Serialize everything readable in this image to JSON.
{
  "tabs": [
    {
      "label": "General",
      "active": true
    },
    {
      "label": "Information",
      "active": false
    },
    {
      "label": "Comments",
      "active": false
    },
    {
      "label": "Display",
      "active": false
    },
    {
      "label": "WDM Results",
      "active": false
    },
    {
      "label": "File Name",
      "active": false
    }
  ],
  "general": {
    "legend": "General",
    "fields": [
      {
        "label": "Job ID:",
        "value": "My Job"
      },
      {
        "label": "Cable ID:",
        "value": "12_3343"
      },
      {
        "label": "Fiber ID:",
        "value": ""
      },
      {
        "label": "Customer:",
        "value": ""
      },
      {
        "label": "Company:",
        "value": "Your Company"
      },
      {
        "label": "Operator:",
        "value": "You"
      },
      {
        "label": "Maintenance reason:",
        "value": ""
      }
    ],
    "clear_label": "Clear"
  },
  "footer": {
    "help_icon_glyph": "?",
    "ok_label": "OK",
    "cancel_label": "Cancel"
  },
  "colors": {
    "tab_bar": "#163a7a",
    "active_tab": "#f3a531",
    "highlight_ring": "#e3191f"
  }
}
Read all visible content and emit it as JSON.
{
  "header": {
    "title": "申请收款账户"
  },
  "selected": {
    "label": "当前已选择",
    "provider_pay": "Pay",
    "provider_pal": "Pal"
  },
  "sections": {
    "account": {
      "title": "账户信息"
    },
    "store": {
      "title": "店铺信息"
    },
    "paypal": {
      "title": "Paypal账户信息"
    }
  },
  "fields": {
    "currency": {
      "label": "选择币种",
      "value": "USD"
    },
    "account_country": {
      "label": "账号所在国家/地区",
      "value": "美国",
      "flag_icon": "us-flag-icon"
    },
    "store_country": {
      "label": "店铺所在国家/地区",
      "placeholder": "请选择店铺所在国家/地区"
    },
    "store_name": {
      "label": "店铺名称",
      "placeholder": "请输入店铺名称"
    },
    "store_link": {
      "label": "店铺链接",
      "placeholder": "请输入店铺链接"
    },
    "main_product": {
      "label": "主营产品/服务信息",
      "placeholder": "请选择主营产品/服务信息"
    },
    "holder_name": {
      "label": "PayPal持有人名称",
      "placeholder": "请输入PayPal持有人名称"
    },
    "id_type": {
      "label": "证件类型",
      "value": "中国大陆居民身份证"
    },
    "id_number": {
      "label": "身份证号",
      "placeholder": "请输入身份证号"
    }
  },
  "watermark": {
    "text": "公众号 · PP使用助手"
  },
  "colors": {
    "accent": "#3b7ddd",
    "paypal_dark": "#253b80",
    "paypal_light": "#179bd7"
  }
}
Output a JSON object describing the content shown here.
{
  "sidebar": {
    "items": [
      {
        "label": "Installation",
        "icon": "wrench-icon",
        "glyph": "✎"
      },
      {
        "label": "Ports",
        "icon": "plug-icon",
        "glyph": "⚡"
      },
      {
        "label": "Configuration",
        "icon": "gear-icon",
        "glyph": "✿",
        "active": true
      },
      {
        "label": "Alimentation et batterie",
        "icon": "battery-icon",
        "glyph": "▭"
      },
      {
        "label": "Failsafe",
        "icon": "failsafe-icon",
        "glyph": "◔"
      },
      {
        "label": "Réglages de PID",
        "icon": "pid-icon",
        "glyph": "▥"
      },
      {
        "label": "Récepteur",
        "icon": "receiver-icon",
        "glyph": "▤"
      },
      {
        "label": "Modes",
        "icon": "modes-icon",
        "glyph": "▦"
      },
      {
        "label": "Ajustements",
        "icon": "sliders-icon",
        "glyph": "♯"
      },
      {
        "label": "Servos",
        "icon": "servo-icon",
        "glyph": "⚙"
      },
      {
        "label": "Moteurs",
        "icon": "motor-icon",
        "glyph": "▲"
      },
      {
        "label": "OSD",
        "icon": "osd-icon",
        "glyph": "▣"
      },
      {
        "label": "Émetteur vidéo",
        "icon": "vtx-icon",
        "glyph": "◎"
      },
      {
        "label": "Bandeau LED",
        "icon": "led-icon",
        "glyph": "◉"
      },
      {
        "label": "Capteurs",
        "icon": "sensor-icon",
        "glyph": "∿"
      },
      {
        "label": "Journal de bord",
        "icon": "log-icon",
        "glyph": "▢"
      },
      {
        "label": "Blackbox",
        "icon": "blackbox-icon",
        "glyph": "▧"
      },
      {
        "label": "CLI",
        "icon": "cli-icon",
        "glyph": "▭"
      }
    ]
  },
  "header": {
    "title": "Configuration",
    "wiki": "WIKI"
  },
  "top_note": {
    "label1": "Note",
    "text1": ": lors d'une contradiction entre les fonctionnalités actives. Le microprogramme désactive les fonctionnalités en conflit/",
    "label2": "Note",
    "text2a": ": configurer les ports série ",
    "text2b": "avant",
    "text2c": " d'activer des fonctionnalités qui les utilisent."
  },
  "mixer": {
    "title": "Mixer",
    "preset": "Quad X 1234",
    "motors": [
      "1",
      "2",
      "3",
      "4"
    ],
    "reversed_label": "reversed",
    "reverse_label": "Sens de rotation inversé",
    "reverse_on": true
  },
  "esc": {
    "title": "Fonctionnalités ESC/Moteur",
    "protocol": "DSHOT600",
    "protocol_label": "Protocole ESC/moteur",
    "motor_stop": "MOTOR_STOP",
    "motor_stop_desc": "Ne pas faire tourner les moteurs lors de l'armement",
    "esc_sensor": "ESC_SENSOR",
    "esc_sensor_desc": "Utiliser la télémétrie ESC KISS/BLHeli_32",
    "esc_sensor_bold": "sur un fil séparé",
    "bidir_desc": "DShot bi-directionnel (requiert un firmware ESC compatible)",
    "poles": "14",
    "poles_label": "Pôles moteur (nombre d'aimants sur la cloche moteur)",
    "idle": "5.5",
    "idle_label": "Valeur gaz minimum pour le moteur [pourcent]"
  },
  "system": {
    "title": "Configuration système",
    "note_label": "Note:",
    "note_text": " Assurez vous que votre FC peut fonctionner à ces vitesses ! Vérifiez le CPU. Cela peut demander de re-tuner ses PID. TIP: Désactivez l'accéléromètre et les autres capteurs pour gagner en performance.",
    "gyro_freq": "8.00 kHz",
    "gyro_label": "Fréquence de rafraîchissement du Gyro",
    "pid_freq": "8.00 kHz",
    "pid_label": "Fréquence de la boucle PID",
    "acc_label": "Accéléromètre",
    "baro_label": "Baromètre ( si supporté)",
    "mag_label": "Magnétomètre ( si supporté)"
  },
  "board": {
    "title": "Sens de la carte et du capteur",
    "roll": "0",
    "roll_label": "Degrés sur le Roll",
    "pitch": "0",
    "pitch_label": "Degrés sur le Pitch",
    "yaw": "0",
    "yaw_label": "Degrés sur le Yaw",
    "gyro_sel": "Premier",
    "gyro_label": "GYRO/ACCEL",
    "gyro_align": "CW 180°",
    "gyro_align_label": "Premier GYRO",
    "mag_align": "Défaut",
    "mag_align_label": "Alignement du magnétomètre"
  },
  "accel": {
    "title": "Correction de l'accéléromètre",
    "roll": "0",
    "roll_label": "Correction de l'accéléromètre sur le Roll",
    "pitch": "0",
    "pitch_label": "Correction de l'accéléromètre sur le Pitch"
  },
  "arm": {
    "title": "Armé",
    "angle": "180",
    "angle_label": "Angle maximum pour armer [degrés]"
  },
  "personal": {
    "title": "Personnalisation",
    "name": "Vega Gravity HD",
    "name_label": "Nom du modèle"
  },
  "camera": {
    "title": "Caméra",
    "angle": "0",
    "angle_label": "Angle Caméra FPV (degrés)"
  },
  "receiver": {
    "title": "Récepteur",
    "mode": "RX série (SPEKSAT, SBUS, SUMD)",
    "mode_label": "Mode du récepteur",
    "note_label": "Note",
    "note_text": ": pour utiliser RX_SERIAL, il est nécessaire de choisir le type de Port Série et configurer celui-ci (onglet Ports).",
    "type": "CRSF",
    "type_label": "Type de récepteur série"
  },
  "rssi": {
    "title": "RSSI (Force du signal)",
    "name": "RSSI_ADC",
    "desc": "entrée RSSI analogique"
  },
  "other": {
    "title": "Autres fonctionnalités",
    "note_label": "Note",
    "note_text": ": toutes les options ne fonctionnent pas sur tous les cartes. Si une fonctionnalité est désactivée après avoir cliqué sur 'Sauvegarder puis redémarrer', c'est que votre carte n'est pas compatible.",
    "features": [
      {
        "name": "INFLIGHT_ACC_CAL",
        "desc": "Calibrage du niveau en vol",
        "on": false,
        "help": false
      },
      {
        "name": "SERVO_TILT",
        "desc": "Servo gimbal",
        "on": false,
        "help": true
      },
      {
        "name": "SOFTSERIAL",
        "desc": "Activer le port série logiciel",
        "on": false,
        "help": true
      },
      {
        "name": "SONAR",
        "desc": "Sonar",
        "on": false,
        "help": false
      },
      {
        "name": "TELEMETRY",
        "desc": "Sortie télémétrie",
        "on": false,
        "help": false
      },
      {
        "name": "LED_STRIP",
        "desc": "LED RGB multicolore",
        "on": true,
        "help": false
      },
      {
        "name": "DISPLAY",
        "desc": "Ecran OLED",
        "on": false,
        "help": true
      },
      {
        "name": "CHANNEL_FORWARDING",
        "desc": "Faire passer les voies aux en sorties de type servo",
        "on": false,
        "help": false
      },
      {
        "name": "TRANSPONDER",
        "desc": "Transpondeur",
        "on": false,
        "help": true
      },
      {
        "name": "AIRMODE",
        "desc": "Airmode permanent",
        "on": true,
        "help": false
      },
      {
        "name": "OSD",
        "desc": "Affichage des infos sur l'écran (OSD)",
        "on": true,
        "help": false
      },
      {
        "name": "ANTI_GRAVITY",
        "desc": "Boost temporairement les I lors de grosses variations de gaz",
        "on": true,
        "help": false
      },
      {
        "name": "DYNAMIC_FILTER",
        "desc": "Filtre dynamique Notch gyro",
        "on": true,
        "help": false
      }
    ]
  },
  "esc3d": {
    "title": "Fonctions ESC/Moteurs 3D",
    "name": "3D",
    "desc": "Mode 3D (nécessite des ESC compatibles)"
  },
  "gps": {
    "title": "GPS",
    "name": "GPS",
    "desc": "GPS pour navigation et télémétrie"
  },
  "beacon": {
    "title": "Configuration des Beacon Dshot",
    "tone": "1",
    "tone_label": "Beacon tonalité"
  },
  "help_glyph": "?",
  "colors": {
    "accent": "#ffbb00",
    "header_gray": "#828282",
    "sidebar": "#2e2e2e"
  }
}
- - -
== PROBLEM REQUIREMENTS ==
Return each line of the data that contains the string "Correction".

== CORRECT OUTPUT ==
    "title": "Correction de l'accéléromètre",
    "roll_label": "Correction de l'accéléromètre sur le Roll",
    "pitch_label": "Correction de l'accéléromètre sur le Pitch"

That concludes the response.